Exercise >> Copy the rows below word for word, leaving the pictures out of your answer.

····················

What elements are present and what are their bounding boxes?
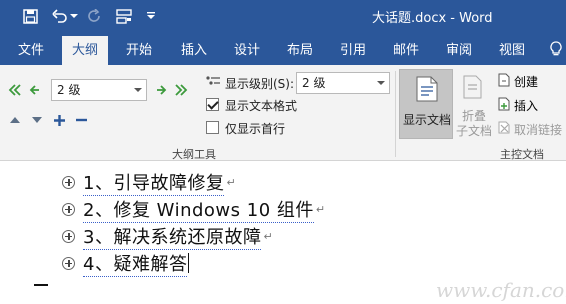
collapse-subdocuments-button[interactable]: 折叠 子文档 [455,69,493,139]
unlink-icon [498,121,511,137]
outline-line[interactable]: 3、解决系统还原故障 ↵ [62,223,273,250]
paragraph-mark-icon: ↵ [226,175,236,189]
end-of-document-marker [34,284,48,286]
undo-dropdown-icon[interactable] [68,6,80,26]
tab-layout[interactable]: 布局 [277,36,323,65]
show-text-format-checkbox[interactable] [206,98,219,111]
create-subdocument-button[interactable]: 创建 [498,71,538,91]
promote-to-heading1-icon[interactable] [6,81,24,99]
create-icon [498,73,510,90]
undo-icon[interactable] [50,6,70,26]
watermark: www.cfan.com.cn [436,278,566,302]
expand-plus-icon[interactable] [62,229,75,243]
chevron-down-icon [134,88,142,92]
show-level-select[interactable]: 2 级 [296,72,390,94]
show-level-icon [204,74,222,90]
paragraph-mark-icon: ↵ [263,229,273,243]
outline-line-text: 1、引导故障修复 [83,169,225,196]
outline-tools-group-label: 大纲工具 [172,148,216,161]
tab-view[interactable]: 视图 [489,36,535,65]
fold-label-line2: 子文档 [456,124,493,138]
word-window: 大话题.docx - Word 文件 大纲 开始 插入 设计 布局 引用 邮件 … [0,0,566,304]
print-layout-icon[interactable] [114,6,134,26]
show-first-line-checkbox[interactable] [206,121,219,134]
save-icon[interactable] [20,6,40,26]
window-title: 大话题.docx - Word [372,11,493,26]
tab-mailings[interactable]: 邮件 [383,36,429,65]
show-document-label: 显示文档 [403,113,452,127]
show-level-label: 显示级别(S): [225,77,295,91]
expand-plus-icon[interactable] [62,202,75,216]
tab-insert[interactable]: 插入 [171,36,217,65]
insert-subdocument-button[interactable]: 插入 [498,95,538,115]
outline-line[interactable]: 4、疑难解答 [62,250,190,277]
move-up-icon[interactable] [8,113,22,127]
ribbon-tab-bar: 文件 大纲 开始 插入 设计 布局 引用 邮件 审阅 视图 [0,33,566,65]
create-label: 创建 [514,74,539,89]
title-bar: 大话题.docx - Word [0,0,566,33]
subdocument-icon [463,75,485,103]
text-cursor [188,253,190,273]
tab-outline[interactable]: 大纲 [62,36,108,65]
outline-line-text: 3、解决系统还原故障 [83,223,262,250]
outline-level-value: 2 级 [57,83,81,97]
document-area[interactable]: 1、引导故障修复 ↵ 2、修复 Windows 10 组件 ↵ 3、解决系统还原… [0,162,566,304]
insert-label: 插入 [514,98,539,113]
promote-icon[interactable] [26,81,44,99]
redo-icon[interactable] [84,6,104,26]
customize-qat-icon[interactable] [144,6,158,26]
show-document-button[interactable]: 显示文档 [399,69,453,139]
demote-icon[interactable] [152,81,170,99]
unlink-label: 取消链接 [514,122,563,137]
move-down-icon[interactable] [30,113,44,127]
group-divider [395,71,396,157]
tab-design[interactable]: 设计 [224,36,270,65]
lightbulb-icon[interactable] [550,41,562,61]
outline-line-text: 2、修复 Windows 10 组件 [83,196,314,223]
expand-icon[interactable] [52,113,66,127]
tab-file[interactable]: 文件 [8,36,54,65]
tab-home[interactable]: 开始 [116,36,162,65]
document-icon [416,76,438,106]
expand-plus-icon[interactable] [62,175,75,189]
insert-document-icon [498,97,510,114]
show-level-value: 2 级 [302,76,326,90]
master-document-group-label: 主控文档 [500,148,544,161]
collapse-icon[interactable] [74,113,88,127]
demote-to-body-icon[interactable] [172,81,190,99]
ribbon-panel: 2 级 显示级别(S): 2 级 显示文本格式 仅显示首行 大纲工具 显示文档 … [0,65,566,161]
outline-line-text: 4、疑难解答 [83,250,188,277]
show-first-line-label: 仅显示首行 [225,122,286,136]
outline-line[interactable]: 1、引导故障修复 ↵ [62,169,236,196]
tab-review[interactable]: 审阅 [436,36,482,65]
expand-plus-icon[interactable] [62,256,75,270]
chevron-down-icon [377,81,385,85]
paragraph-mark-icon: ↵ [315,202,326,216]
show-text-format-label: 显示文本格式 [225,99,298,113]
outline-line[interactable]: 2、修复 Windows 10 组件 ↵ [62,196,326,223]
unlink-subdocument-button[interactable]: 取消链接 [498,119,562,139]
tab-references[interactable]: 引用 [330,36,376,65]
outline-level-select[interactable]: 2 级 [51,79,147,101]
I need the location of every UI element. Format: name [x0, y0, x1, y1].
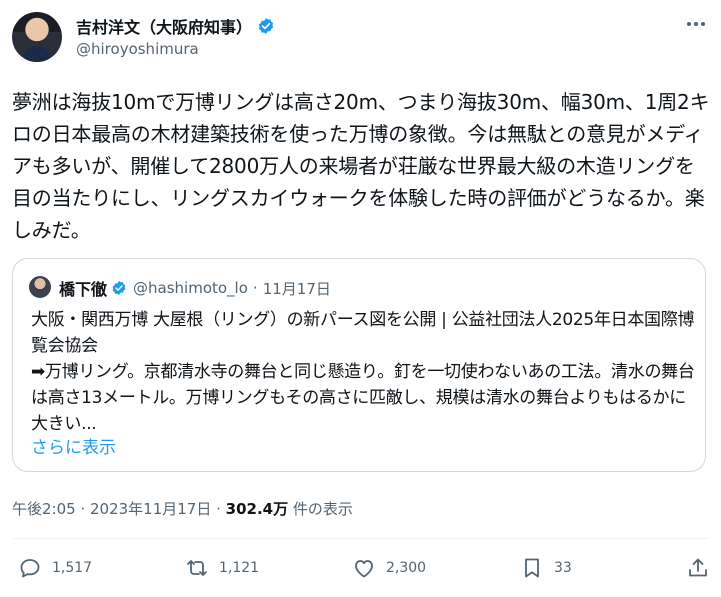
retweet-icon: [187, 560, 207, 576]
author-display-name[interactable]: 吉村洋文（大阪府知事）: [76, 14, 252, 38]
quoted-date: 11月17日: [262, 279, 331, 298]
bookmark-icon: [525, 558, 539, 578]
quoted-tweet-header: 橋下徹 @hashimoto_lo · 11月17日: [59, 276, 331, 300]
share-button[interactable]: [686, 556, 720, 580]
action-bar: 1,517 1,121 2,300 33: [0, 556, 721, 592]
meta-separator: ·: [211, 500, 226, 518]
like-button[interactable]: 2,300: [352, 556, 426, 580]
timestamp[interactable]: 午後2:05 · 2023年11月17日: [12, 500, 211, 518]
reply-button[interactable]: 1,517: [18, 556, 92, 580]
quoted-tweet-text: 大阪・関西万博 大屋根（リング）の新パース図を公開 | 公益社団法人2025年日…: [31, 310, 695, 434]
share-icon: [689, 558, 707, 577]
quoted-author-handle: @hashimoto_lo: [133, 279, 248, 297]
author-name-row: 吉村洋文（大阪府知事）: [76, 14, 275, 38]
more-options-button[interactable]: [682, 12, 710, 36]
reply-icon: [20, 559, 40, 578]
tweet-text: 夢洲は海抜10mで万博リングは高さ20m、つまり海抜30m、幅30m、1周2キロ…: [12, 90, 710, 242]
verified-badge-icon: [258, 18, 274, 34]
show-more-link[interactable]: さらに表示: [31, 433, 116, 458]
bookmark-count: 33: [554, 560, 572, 576]
quoted-tweet-card[interactable]: 橋下徹 @hashimoto_lo · 11月17日 大阪・関西万博 大屋根（リ…: [12, 258, 706, 472]
heart-icon: [355, 560, 373, 578]
quoted-author-name: 橋下徹: [59, 280, 108, 299]
more-dots-icon: [687, 22, 705, 26]
author-handle[interactable]: @hiroyoshimura: [76, 40, 199, 58]
actions-divider: [12, 538, 709, 539]
views-label: 件の表示: [288, 500, 353, 518]
bookmark-button[interactable]: 33: [520, 556, 572, 580]
like-count: 2,300: [386, 560, 427, 576]
quoted-author-avatar: [29, 276, 51, 298]
views-count: 302.4万: [225, 500, 289, 518]
author-avatar[interactable]: [12, 12, 62, 62]
quoted-separator: ·: [252, 279, 258, 297]
reply-count: 1,517: [52, 560, 93, 576]
retweet-button[interactable]: 1,121: [185, 556, 259, 580]
retweet-count: 1,121: [219, 560, 260, 576]
quoted-verified-badge-icon: [112, 281, 126, 295]
tweet-meta: 午後2:05 · 2023年11月17日 · 302.4万 件の表示: [12, 498, 353, 519]
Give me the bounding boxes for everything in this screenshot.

····················

Written response >>
What elements are present and what are their bounding boxes?
collapse-subdocuments-button[interactable]: 折叠 子文档 [455,69,493,139]
unlink-icon [498,121,511,137]
outline-line[interactable]: 3、解决系统还原故障 ↵ [62,223,273,250]
paragraph-mark-icon: ↵ [226,175,236,189]
end-of-document-marker [34,284,48,286]
undo-dropdown-icon[interactable] [68,6,80,26]
tab-layout[interactable]: 布局 [277,36,323,65]
show-text-format-checkbox[interactable] [206,98,219,111]
create-subdocument-button[interactable]: 创建 [498,71,538,91]
promote-to-heading1-icon[interactable] [6,81,24,99]
create-icon [498,73,510,90]
undo-icon[interactable] [50,6,70,26]
watermark: www.cfan.com.cn [436,278,566,302]
expand-plus-icon[interactable] [62,229,75,243]
chevron-down-icon [134,88,142,92]
show-level-select[interactable]: 2 级 [296,72,390,94]
show-level-icon [204,74,222,90]
paragraph-mark-icon: ↵ [263,229,273,243]
outline-line-text: 1、引导故障修复 [83,169,225,196]
outline-tools-group-label: 大纲工具 [172,148,216,161]
tab-view[interactable]: 视图 [489,36,535,65]
fold-label-line2: 子文档 [456,124,493,138]
word-window: 大话题.docx - Word 文件 大纲 开始 插入 设计 布局 引用 邮件 … [0,0,566,304]
print-layout-icon[interactable] [114,6,134,26]
show-first-line-checkbox[interactable] [206,121,219,134]
save-icon[interactable] [20,6,40,26]
window-title: 大话题.docx - Word [372,11,493,26]
tab-mailings[interactable]: 邮件 [383,36,429,65]
show-document-label: 显示文档 [403,113,452,127]
show-level-label: 显示级别(S): [225,77,295,91]
expand-plus-icon[interactable] [62,202,75,216]
tab-insert[interactable]: 插入 [171,36,217,65]
insert-subdocument-button[interactable]: 插入 [498,95,538,115]
outline-line[interactable]: 4、疑难解答 [62,250,190,277]
move-up-icon[interactable] [8,113,22,127]
ribbon-tab-bar: 文件 大纲 开始 插入 设计 布局 引用 邮件 审阅 视图 [0,33,566,65]
create-label: 创建 [514,74,539,89]
title-bar: 大话题.docx - Word [0,0,566,33]
subdocument-icon [463,75,485,103]
text-cursor [188,253,190,273]
tab-outline[interactable]: 大纲 [62,36,108,65]
outline-line-text: 3、解决系统还原故障 [83,223,262,250]
outline-level-value: 2 级 [57,83,81,97]
document-area[interactable]: 1、引导故障修复 ↵ 2、修复 Windows 10 组件 ↵ 3、解决系统还原… [0,162,566,304]
insert-label: 插入 [514,98,539,113]
promote-icon[interactable] [26,81,44,99]
redo-icon[interactable] [84,6,104,26]
customize-qat-icon[interactable] [144,6,158,26]
show-document-button[interactable]: 显示文档 [399,69,453,139]
demote-icon[interactable] [152,81,170,99]
unlink-label: 取消链接 [514,122,563,137]
move-down-icon[interactable] [30,113,44,127]
group-divider [395,71,396,157]
tab-design[interactable]: 设计 [224,36,270,65]
lightbulb-icon[interactable] [550,41,562,61]
outline-line-text: 2、修复 Windows 10 组件 [83,196,314,223]
expand-icon[interactable] [52,113,66,127]
tab-file[interactable]: 文件 [8,36,54,65]
tab-home[interactable]: 开始 [116,36,162,65]
document-icon [416,76,438,106]
expand-plus-icon[interactable] [62,175,75,189]
insert-document-icon [498,97,510,114]
show-level-value: 2 级 [302,76,326,90]
master-document-group-label: 主控文档 [500,148,544,161]
collapse-icon[interactable] [74,113,88,127]
demote-to-body-icon[interactable] [172,81,190,99]
ribbon-panel: 2 级 显示级别(S): 2 级 显示文本格式 仅显示首行 大纲工具 显示文档 … [0,65,566,161]
outline-line-text: 4、疑难解答 [83,250,188,277]
show-first-line-label: 仅显示首行 [225,122,286,136]
outline-line[interactable]: 1、引导故障修复 ↵ [62,169,236,196]
tab-review[interactable]: 审阅 [436,36,482,65]
expand-plus-icon[interactable] [62,256,75,270]
chevron-down-icon [377,81,385,85]
paragraph-mark-icon: ↵ [315,202,326,216]
show-text-format-label: 显示文本格式 [225,99,298,113]
outline-line[interactable]: 2、修复 Windows 10 组件 ↵ [62,196,326,223]
unlink-subdocument-button[interactable]: 取消链接 [498,119,562,139]
tab-references[interactable]: 引用 [330,36,376,65]
outline-level-select[interactable]: 2 级 [51,79,147,101]
I need the location of every UI element. Format: name [x0, y0, x1, y1].
retweet-icon: [187, 560, 207, 576]
author-display-name[interactable]: 吉村洋文（大阪府知事）: [76, 14, 252, 38]
quoted-date: 11月17日: [262, 279, 331, 298]
bookmark-icon: [525, 558, 539, 578]
quoted-tweet-header: 橋下徹 @hashimoto_lo · 11月17日: [59, 276, 331, 300]
share-button[interactable]: [686, 556, 720, 580]
action-bar: 1,517 1,121 2,300 33: [0, 556, 721, 592]
meta-separator: ·: [211, 500, 226, 518]
like-button[interactable]: 2,300: [352, 556, 426, 580]
timestamp[interactable]: 午後2:05 · 2023年11月17日: [12, 500, 211, 518]
reply-button[interactable]: 1,517: [18, 556, 92, 580]
quoted-tweet-text: 大阪・関西万博 大屋根（リング）の新パース図を公開 | 公益社団法人2025年日…: [31, 310, 695, 434]
share-icon: [689, 558, 707, 577]
quoted-author-handle: @hashimoto_lo: [133, 279, 248, 297]
author-name-row: 吉村洋文（大阪府知事）: [76, 14, 275, 38]
more-options-button[interactable]: [682, 12, 710, 36]
reply-icon: [20, 559, 40, 578]
tweet-text: 夢洲は海抜10mで万博リングは高さ20m、つまり海抜30m、幅30m、1周2キロ…: [12, 90, 710, 242]
verified-badge-icon: [258, 18, 274, 34]
show-more-link[interactable]: さらに表示: [31, 433, 116, 458]
bookmark-count: 33: [554, 560, 572, 576]
quoted-tweet-card[interactable]: 橋下徹 @hashimoto_lo · 11月17日 大阪・関西万博 大屋根（リ…: [12, 258, 706, 472]
heart-icon: [355, 560, 373, 578]
quoted-author-name: 橋下徹: [59, 280, 108, 299]
more-dots-icon: [687, 22, 705, 26]
author-handle[interactable]: @hiroyoshimura: [76, 40, 199, 58]
actions-divider: [12, 538, 709, 539]
views-label: 件の表示: [288, 500, 353, 518]
bookmark-button[interactable]: 33: [520, 556, 572, 580]
like-count: 2,300: [386, 560, 427, 576]
quoted-author-avatar: [29, 276, 51, 298]
views-count: 302.4万: [225, 500, 289, 518]
author-avatar[interactable]: [12, 12, 62, 62]
quoted-separator: ·: [252, 279, 258, 297]
reply-count: 1,517: [52, 560, 93, 576]
retweet-button[interactable]: 1,121: [185, 556, 259, 580]
retweet-count: 1,121: [219, 560, 260, 576]
quoted-verified-badge-icon: [112, 281, 126, 295]
tweet-meta: 午後2:05 · 2023年11月17日 · 302.4万 件の表示: [12, 498, 353, 519]
Give me the bounding boxes for everything in this screenshot.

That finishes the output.